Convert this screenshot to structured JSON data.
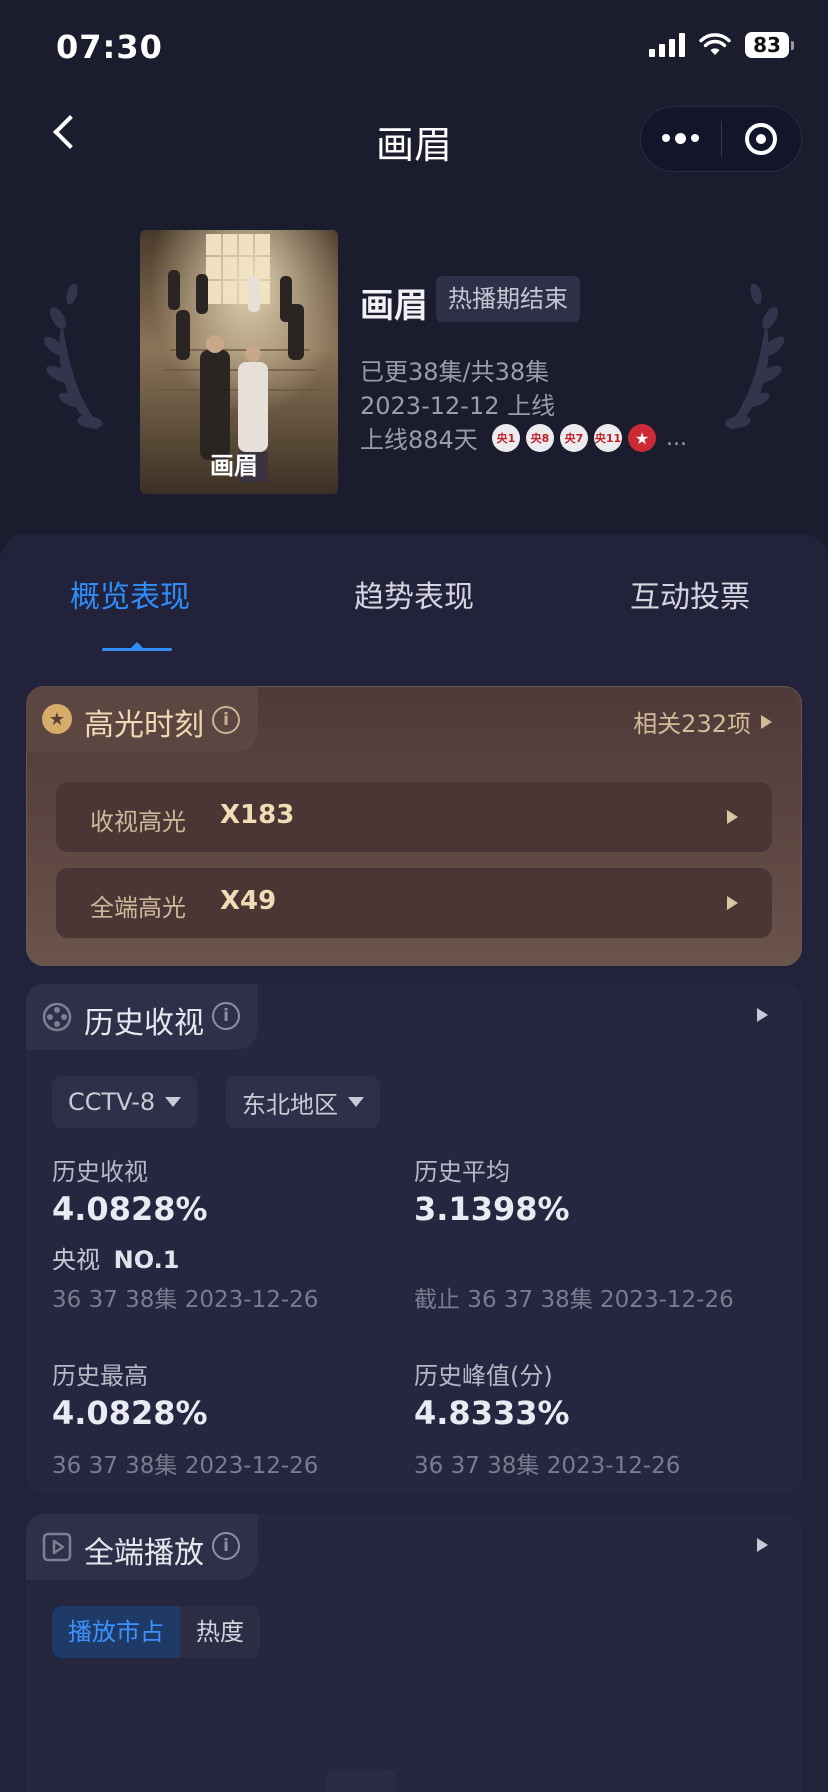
{
  "status_bar": {
    "time": "07:30",
    "battery": "83"
  },
  "nav": {
    "title": "画眉"
  },
  "show": {
    "title": "画眉",
    "status_tag": "热播期结束",
    "episodes": "已更38集/共38集",
    "release": "2023-12-12 上线",
    "days_online": "上线884天",
    "channels": [
      "央1",
      "央8",
      "央7",
      "央11"
    ],
    "more": "..."
  },
  "tabs": [
    {
      "label": "概览表现",
      "active": true
    },
    {
      "label": "趋势表现",
      "active": false
    },
    {
      "label": "互动投票",
      "active": false
    }
  ],
  "highlights": {
    "title": "高光时刻",
    "related": "相关232项",
    "rows": [
      {
        "label": "收视高光",
        "value": "X183"
      },
      {
        "label": "全端高光",
        "value": "X49"
      }
    ]
  },
  "ratings": {
    "title": "历史收视",
    "filters": {
      "channel": "CCTV-8",
      "region": "东北地区"
    },
    "stats": {
      "history": {
        "label": "历史收视",
        "value": "4.0828%",
        "rank_prefix": "央视",
        "rank": "NO.1",
        "sub": "36 37 38集 2023-12-26"
      },
      "average": {
        "label": "历史平均",
        "value": "3.1398%",
        "sub": "截止 36 37 38集 2023-12-26"
      },
      "highest": {
        "label": "历史最高",
        "value": "4.0828%",
        "sub": "36 37 38集 2023-12-26"
      },
      "peak": {
        "label": "历史峰值(分)",
        "value": "4.8333%",
        "sub": "36 37 38集 2023-12-26"
      }
    }
  },
  "playback": {
    "title": "全端播放",
    "segments": [
      {
        "label": "播放市占",
        "active": true
      },
      {
        "label": "热度",
        "active": false
      }
    ]
  },
  "colors": {
    "accent": "#2f8dfb",
    "gold": "#f0d9b3",
    "background": "#1b1c2e"
  }
}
------------------------------------------------------------------------
Do not copy the pictures, but repeat every line exactly.

Convert this screenshot to structured JSON data.
{
  "status_bar": {
    "time": "07:30",
    "battery": "83"
  },
  "nav": {
    "title": "画眉"
  },
  "show": {
    "title": "画眉",
    "status_tag": "热播期结束",
    "episodes": "已更38集/共38集",
    "release": "2023-12-12 上线",
    "days_online": "上线884天",
    "channels": [
      "央1",
      "央8",
      "央7",
      "央11"
    ],
    "more": "..."
  },
  "tabs": [
    {
      "label": "概览表现",
      "active": true
    },
    {
      "label": "趋势表现",
      "active": false
    },
    {
      "label": "互动投票",
      "active": false
    }
  ],
  "highlights": {
    "title": "高光时刻",
    "related": "相关232项",
    "rows": [
      {
        "label": "收视高光",
        "value": "X183"
      },
      {
        "label": "全端高光",
        "value": "X49"
      }
    ]
  },
  "ratings": {
    "title": "历史收视",
    "filters": {
      "channel": "CCTV-8",
      "region": "东北地区"
    },
    "stats": {
      "history": {
        "label": "历史收视",
        "value": "4.0828%",
        "rank_prefix": "央视",
        "rank": "NO.1",
        "sub": "36 37 38集 2023-12-26"
      },
      "average": {
        "label": "历史平均",
        "value": "3.1398%",
        "sub": "截止 36 37 38集 2023-12-26"
      },
      "highest": {
        "label": "历史最高",
        "value": "4.0828%",
        "sub": "36 37 38集 2023-12-26"
      },
      "peak": {
        "label": "历史峰值(分)",
        "value": "4.8333%",
        "sub": "36 37 38集 2023-12-26"
      }
    }
  },
  "playback": {
    "title": "全端播放",
    "segments": [
      {
        "label": "播放市占",
        "active": true
      },
      {
        "label": "热度",
        "active": false
      }
    ]
  },
  "colors": {
    "accent": "#2f8dfb",
    "gold": "#f0d9b3",
    "background": "#1b1c2e"
  }
}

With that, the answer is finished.